# Task details:
Copy the data that follows, character for character, minus the pictures.

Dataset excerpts
◆ ◆ ◆ ◆

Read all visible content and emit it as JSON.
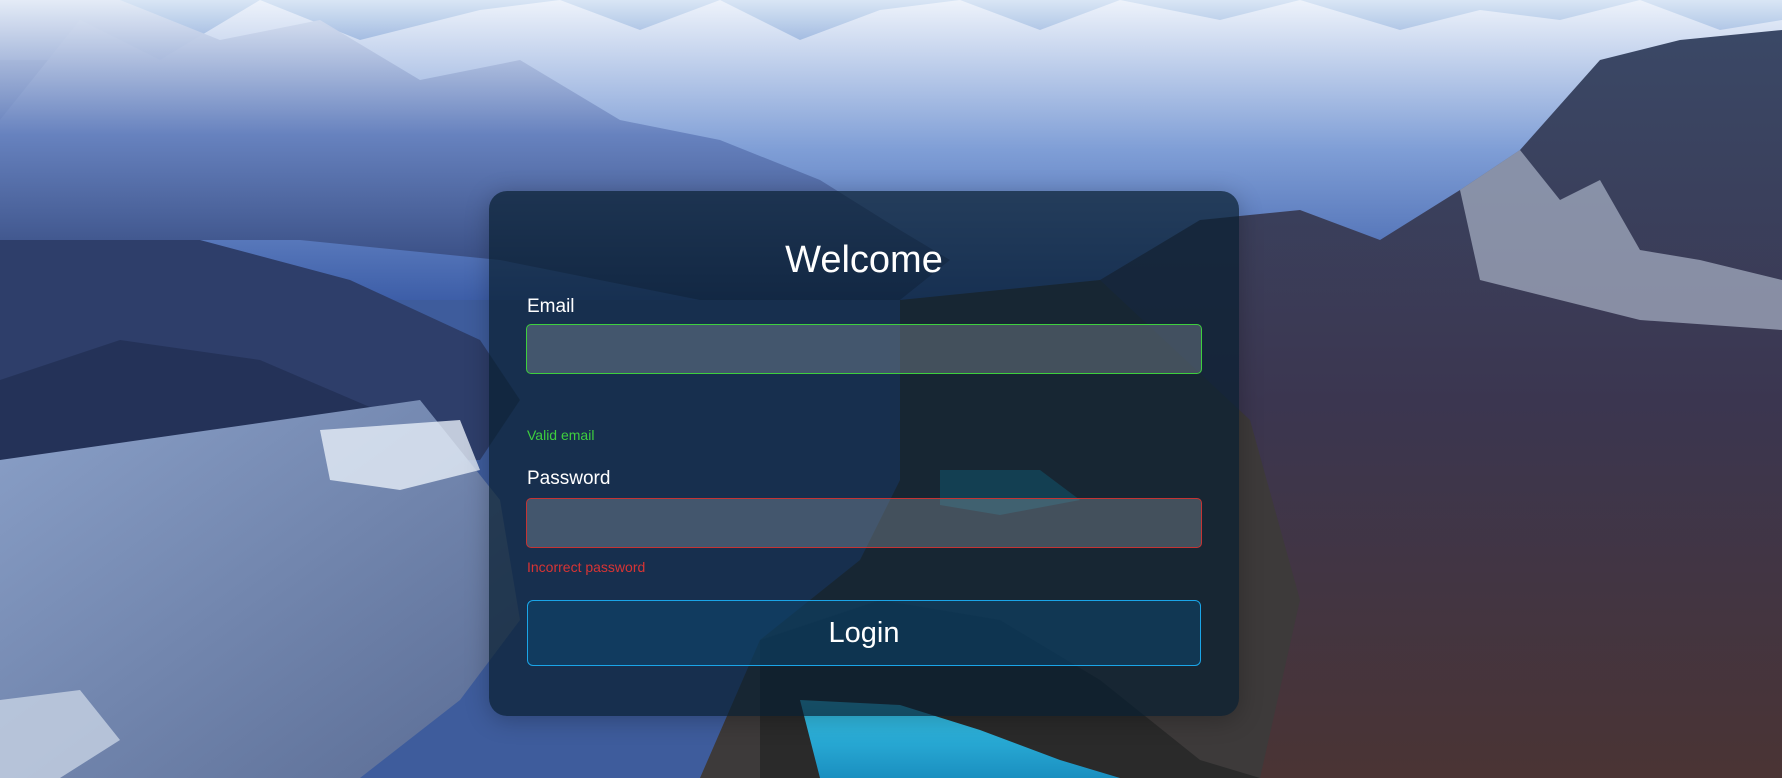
{
  "login": {
    "title": "Welcome",
    "email_label": "Email",
    "email_value": "",
    "email_hint": "Valid email",
    "password_label": "Password",
    "password_value": "",
    "password_hint": "Incorrect password",
    "login_button": "Login"
  },
  "colors": {
    "valid": "#3ecf3e",
    "invalid": "#d83434",
    "button_border": "#1aa5e8",
    "card_bg": "#081e30"
  }
}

◆ ◆ ◆ ◆

# Output below:
Read all visible content and emit it as JSON.
{
  "login": {
    "title": "Welcome",
    "email_label": "Email",
    "email_value": "",
    "email_hint": "Valid email",
    "password_label": "Password",
    "password_value": "",
    "password_hint": "Incorrect password",
    "login_button": "Login"
  },
  "colors": {
    "valid": "#3ecf3e",
    "invalid": "#d83434",
    "button_border": "#1aa5e8",
    "card_bg": "#081e30"
  }
}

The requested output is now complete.